— TASK REQUIREMENTS —
Lines containing the word "Tempat" are to be located and copied.

— TASK INPUTS —
::::
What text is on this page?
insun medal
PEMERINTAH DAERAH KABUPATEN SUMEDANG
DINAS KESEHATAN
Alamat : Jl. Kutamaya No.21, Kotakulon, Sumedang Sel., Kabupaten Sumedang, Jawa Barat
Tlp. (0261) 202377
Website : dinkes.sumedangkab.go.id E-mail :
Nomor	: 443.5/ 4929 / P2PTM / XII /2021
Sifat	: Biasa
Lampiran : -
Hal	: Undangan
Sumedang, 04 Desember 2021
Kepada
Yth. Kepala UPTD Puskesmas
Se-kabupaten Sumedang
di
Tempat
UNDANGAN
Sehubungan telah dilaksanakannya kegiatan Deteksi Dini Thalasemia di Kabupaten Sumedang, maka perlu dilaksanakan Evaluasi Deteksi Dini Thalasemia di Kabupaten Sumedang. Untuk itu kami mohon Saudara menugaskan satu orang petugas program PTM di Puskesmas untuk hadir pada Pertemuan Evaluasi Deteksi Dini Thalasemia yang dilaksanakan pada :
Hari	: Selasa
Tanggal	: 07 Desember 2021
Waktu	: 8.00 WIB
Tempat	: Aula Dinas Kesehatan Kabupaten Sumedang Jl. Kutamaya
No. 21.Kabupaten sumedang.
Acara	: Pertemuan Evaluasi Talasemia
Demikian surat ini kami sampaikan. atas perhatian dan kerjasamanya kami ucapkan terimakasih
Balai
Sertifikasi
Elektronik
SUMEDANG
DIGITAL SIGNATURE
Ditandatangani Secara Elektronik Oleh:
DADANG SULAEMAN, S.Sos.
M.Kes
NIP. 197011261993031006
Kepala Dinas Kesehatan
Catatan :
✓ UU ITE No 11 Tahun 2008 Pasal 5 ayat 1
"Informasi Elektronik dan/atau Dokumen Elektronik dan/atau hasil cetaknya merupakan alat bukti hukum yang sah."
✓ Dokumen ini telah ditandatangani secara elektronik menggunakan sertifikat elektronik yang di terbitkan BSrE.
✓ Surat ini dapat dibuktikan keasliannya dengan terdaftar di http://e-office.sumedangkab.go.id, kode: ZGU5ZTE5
::::
— THE RESULT —
Tempat
Tempat	: Aula Dinas Kesehatan Kabupaten Sumedang Jl. Kutamaya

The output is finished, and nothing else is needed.